= JOB =
Write out the whole listing word for word.

--- ENTRIES SUPPLIED ---

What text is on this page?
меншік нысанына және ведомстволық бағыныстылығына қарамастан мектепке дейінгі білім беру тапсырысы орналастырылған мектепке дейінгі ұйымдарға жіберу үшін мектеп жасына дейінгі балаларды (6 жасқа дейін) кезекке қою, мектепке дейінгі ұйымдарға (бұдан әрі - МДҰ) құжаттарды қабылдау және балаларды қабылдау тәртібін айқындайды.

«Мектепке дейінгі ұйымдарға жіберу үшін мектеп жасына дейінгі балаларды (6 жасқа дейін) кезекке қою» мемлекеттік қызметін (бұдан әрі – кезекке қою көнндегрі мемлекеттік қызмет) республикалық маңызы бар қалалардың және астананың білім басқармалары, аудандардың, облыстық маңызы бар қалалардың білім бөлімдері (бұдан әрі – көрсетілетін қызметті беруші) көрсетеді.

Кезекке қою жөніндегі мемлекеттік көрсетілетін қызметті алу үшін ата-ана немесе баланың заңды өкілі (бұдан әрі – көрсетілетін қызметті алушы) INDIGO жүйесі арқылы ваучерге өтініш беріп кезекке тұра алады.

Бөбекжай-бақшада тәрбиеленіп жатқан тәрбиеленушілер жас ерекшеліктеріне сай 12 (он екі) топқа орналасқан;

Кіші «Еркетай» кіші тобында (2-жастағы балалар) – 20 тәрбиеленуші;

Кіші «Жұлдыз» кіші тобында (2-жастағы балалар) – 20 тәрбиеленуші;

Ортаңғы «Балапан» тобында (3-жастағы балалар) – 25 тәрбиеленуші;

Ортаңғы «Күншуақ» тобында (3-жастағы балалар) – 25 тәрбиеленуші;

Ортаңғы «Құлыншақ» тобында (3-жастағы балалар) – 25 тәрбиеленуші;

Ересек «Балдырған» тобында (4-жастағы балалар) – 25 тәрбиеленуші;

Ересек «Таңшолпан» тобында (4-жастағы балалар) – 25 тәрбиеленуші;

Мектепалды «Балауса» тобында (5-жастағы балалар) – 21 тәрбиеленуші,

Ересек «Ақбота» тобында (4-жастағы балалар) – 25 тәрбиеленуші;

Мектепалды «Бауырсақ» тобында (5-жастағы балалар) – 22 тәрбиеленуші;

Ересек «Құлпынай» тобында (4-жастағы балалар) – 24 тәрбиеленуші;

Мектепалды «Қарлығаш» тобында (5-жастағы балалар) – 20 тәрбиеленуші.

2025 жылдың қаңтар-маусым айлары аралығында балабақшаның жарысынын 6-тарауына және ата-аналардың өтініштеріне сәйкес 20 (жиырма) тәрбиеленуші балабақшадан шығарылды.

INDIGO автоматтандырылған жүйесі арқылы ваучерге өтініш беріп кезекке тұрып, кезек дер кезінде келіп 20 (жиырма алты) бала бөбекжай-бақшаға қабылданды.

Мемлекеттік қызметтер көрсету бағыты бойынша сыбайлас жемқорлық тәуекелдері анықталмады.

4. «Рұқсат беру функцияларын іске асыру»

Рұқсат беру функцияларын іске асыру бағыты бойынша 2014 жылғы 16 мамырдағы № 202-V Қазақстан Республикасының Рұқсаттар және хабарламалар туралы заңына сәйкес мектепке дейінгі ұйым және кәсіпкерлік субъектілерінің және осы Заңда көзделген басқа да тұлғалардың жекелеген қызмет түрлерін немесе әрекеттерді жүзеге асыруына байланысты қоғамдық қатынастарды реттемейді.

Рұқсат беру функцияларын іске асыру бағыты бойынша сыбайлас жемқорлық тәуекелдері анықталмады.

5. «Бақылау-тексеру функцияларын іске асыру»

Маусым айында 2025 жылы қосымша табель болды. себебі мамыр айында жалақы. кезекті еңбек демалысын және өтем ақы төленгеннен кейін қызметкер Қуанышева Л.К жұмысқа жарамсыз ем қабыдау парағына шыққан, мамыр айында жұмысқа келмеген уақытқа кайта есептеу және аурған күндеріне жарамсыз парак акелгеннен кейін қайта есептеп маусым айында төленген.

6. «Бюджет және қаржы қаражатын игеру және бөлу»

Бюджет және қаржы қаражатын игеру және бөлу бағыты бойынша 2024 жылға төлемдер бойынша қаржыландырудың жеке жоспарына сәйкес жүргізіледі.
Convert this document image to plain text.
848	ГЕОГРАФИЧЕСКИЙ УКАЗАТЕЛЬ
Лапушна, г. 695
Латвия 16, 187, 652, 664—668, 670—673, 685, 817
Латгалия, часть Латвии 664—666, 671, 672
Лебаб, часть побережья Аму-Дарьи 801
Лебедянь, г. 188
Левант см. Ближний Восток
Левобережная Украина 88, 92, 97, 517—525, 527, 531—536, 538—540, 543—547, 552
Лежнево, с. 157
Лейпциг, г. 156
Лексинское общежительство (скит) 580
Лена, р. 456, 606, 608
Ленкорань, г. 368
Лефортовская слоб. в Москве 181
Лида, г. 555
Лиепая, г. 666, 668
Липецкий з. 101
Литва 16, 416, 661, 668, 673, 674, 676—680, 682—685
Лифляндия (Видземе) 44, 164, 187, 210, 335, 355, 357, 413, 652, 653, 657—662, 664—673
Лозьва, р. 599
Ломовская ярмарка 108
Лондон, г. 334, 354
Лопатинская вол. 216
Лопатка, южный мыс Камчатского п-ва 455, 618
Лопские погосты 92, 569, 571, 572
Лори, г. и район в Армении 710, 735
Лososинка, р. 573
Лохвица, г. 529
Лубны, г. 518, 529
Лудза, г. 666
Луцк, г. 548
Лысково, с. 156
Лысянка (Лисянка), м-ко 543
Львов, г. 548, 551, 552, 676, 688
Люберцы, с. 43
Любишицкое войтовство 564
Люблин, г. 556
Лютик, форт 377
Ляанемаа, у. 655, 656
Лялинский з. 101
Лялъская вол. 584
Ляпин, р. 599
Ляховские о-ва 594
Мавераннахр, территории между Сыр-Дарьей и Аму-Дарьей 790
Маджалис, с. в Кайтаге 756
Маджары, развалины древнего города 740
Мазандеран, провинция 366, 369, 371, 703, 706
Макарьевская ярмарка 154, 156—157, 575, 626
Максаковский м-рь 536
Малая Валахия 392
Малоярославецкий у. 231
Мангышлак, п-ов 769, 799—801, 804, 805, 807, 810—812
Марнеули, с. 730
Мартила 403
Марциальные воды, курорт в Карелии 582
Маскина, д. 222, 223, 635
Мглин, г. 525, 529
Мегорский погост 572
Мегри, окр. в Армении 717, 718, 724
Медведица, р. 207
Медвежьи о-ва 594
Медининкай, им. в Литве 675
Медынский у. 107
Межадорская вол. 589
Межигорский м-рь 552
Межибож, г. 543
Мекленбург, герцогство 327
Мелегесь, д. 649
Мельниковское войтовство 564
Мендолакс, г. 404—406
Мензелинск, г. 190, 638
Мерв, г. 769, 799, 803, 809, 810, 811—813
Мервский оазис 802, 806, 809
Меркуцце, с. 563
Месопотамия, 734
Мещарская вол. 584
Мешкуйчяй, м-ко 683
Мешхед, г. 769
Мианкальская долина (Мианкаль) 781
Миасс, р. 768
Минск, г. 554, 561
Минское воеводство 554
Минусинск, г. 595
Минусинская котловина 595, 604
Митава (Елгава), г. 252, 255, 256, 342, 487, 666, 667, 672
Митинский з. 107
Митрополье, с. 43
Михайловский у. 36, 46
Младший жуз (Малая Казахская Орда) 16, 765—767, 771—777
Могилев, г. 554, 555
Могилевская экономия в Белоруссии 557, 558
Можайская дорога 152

---

= SOLUTION TO THIS TASK =
What text is on this page?
меншік нысанына және ведомстволық бағыныстылығына қарамастан мектепке дейінгі білім беру тапсырысы орналастырылған мектепке дейінгі ұйымдарға жіберу үшін мектеп жасына дейінгі балаларды (6 жасқа дейін) кезекке қою, мектепке дейінгі ұйымдарға (бұдан әрі - МДҰ) құжаттарды қабылдау және балаларды қабылдау тәртібін айқындайды.

«Мектепке дейінгі ұйымдарға жіберу үшін мектеп жасына дейінгі балаларды (6 жасқа дейін) кезекке қою» мемлекеттік қызметін (бұдан әрі – кезекке қою көнндегрі мемлекеттік қызмет) республикалық маңызы бар қалалардың және астананың білім басқармалары, аудандардың, облыстық маңызы бар қалалардың білім бөлімдері (бұдан әрі – көрсетілетін қызметті беруші) көрсетеді.

Кезекке қою жөніндегі мемлекеттік көрсетілетін қызметті алу үшін ата-ана немесе баланың заңды өкілі (бұдан әрі – көрсетілетін қызметті алушы) INDIGO жүйесі арқылы ваучерге өтініш беріп кезекке тұра алады.

Бөбекжай-бақшада тәрбиеленіп жатқан тәрбиеленушілер жас ерекшеліктеріне сай 12 (он екі) топқа орналасқан;

Кіші «Еркетай» кіші тобында (2-жастағы балалар) – 20 тәрбиеленуші;

Кіші «Жұлдыз» кіші тобында (2-жастағы балалар) – 20 тәрбиеленуші;

Ортаңғы «Балапан» тобында (3-жастағы балалар) – 25 тәрбиеленуші;

Ортаңғы «Күншуақ» тобында (3-жастағы балалар) – 25 тәрбиеленуші;

Ортаңғы «Құлыншақ» тобында (3-жастағы балалар) – 25 тәрбиеленуші;

Ересек «Балдырған» тобында (4-жастағы балалар) – 25 тәрбиеленуші;

Ересек «Таңшолпан» тобында (4-жастағы балалар) – 25 тәрбиеленуші;

Мектепалды «Балауса» тобында (5-жастағы балалар) – 21 тәрбиеленуші,

Ересек «Ақбота» тобында (4-жастағы балалар) – 25 тәрбиеленуші;

Мектепалды «Бауырсақ» тобында (5-жастағы балалар) – 22 тәрбиеленуші;

Ересек «Құлпынай» тобында (4-жастағы балалар) – 24 тәрбиеленуші;

Мектепалды «Қарлығаш» тобында (5-жастағы балалар) – 20 тәрбиеленуші.

2025 жылдың қаңтар-маусым айлары аралығында балабақшаның жарысынын 6-тарауына және ата-аналардың өтініштеріне сәйкес 20 (жиырма) тәрбиеленуші балабақшадан шығарылды.

INDIGO автоматтандырылған жүйесі арқылы ваучерге өтініш беріп кезекке тұрып, кезек дер кезінде келіп 20 (жиырма алты) бала бөбекжай-бақшаға қабылданды.

Мемлекеттік қызметтер көрсету бағыты бойынша сыбайлас жемқорлық тәуекелдері анықталмады.

4. «Рұқсат беру функцияларын іске асыру»

Рұқсат беру функцияларын іске асыру бағыты бойынша 2014 жылғы 16 мамырдағы № 202-V Қазақстан Республикасының Рұқсаттар және хабарламалар туралы заңына сәйкес мектепке дейінгі ұйым және кәсіпкерлік субъектілерінің және осы Заңда көзделген басқа да тұлғалардың жекелеген қызмет түрлерін немесе әрекеттерді жүзеге асыруына байланысты қоғамдық қатынастарды реттемейді.

Рұқсат беру функцияларын іске асыру бағыты бойынша сыбайлас жемқорлық тәуекелдері анықталмады.

5. «Бақылау-тексеру функцияларын іске асыру»

Маусым айында 2025 жылы қосымша табель болды. себебі мамыр айында жалақы. кезекті еңбек демалысын және өтем ақы төленгеннен кейін қызметкер Қуанышева Л.К жұмысқа жарамсыз ем қабыдау парағына шыққан, мамыр айында жұмысқа келмеген уақытқа кайта есептеу және аурған күндеріне жарамсыз парак акелгеннен кейін қайта есептеп маусым айында төленген.

6. «Бюджет және қаржы қаражатын игеру және бөлу»

Бюджет және қаржы қаражатын игеру және бөлу бағыты бойынша 2024 жылға төлемдер бойынша қаржыландырудың жеке жоспарына сәйкес жүргізіледі.
Convert this document image to plain text.
848	ГЕОГРАФИЧЕСКИЙ УКАЗАТЕЛЬ
Лапушна, г. 695
Латвия 16, 187, 652, 664—668, 670—673, 685, 817
Латгалия, часть Латвии 664—666, 671, 672
Лебаб, часть побережья Аму-Дарьи 801
Лебедянь, г. 188
Левант см. Ближний Восток
Левобережная Украина 88, 92, 97, 517—525, 527, 531—536, 538—540, 543—547, 552
Лежнево, с. 157
Лейпциг, г. 156
Лексинское общежительство (скит) 580
Лена, р. 456, 606, 608
Ленкорань, г. 368
Лефортовская слоб. в Москве 181
Лида, г. 555
Лиепая, г. 666, 668
Липецкий з. 101
Литва 16, 416, 661, 668, 673, 674, 676—680, 682—685
Лифляндия (Видземе) 44, 164, 187, 210, 335, 355, 357, 413, 652, 653, 657—662, 664—673
Лозьва, р. 599
Ломовская ярмарка 108
Лондон, г. 334, 354
Лопатинская вол. 216
Лопатка, южный мыс Камчатского п-ва 455, 618
Лопские погосты 92, 569, 571, 572
Лори, г. и район в Армении 710, 735
Лososинка, р. 573
Лохвица, г. 529
Лубны, г. 518, 529
Лудза, г. 666
Луцк, г. 548
Лысково, с. 156
Лысянка (Лисянка), м-ко 543
Львов, г. 548, 551, 552, 676, 688
Люберцы, с. 43
Любишицкое войтовство 564
Люблин, г. 556
Лютик, форт 377
Ляанемаа, у. 655, 656
Лялинский з. 101
Лялъская вол. 584
Ляпин, р. 599
Ляховские о-ва 594
Мавераннахр, территории между Сыр-Дарьей и Аму-Дарьей 790
Маджалис, с. в Кайтаге 756
Маджары, развалины древнего города 740
Мазандеран, провинция 366, 369, 371, 703, 706
Макарьевская ярмарка 154, 156—157, 575, 626
Максаковский м-рь 536
Малая Валахия 392
Малоярославецкий у. 231
Мангышлак, п-ов 769, 799—801, 804, 805, 807, 810—812
Марнеули, с. 730
Мартила 403
Марциальные воды, курорт в Карелии 582
Маскина, д. 222, 223, 635
Мглин, г. 525, 529
Мегорский погост 572
Мегри, окр. в Армении 717, 718, 724
Медведица, р. 207
Медвежьи о-ва 594
Медининкай, им. в Литве 675
Медынский у. 107
Межадорская вол. 589
Межигорский м-рь 552
Межибож, г. 543
Мекленбург, герцогство 327
Мелегесь, д. 649
Мельниковское войтовство 564
Мендолакс, г. 404—406
Мензелинск, г. 190, 638
Мерв, г. 769, 799, 803, 809, 810, 811—813
Мервский оазис 802, 806, 809
Меркуцце, с. 563
Месопотамия, 734
Мещарская вол. 584
Мешкуйчяй, м-ко 683
Мешхед, г. 769
Мианкальская долина (Мианкаль) 781
Миасс, р. 768
Минск, г. 554, 561
Минское воеводство 554
Минусинск, г. 595
Минусинская котловина 595, 604
Митава (Елгава), г. 252, 255, 256, 342, 487, 666, 667, 672
Митинский з. 107
Митрополье, с. 43
Михайловский у. 36, 46
Младший жуз (Малая Казахская Орда) 16, 765—767, 771—777
Могилев, г. 554, 555
Могилевская экономия в Белоруссии 557, 558
Можайская дорога 152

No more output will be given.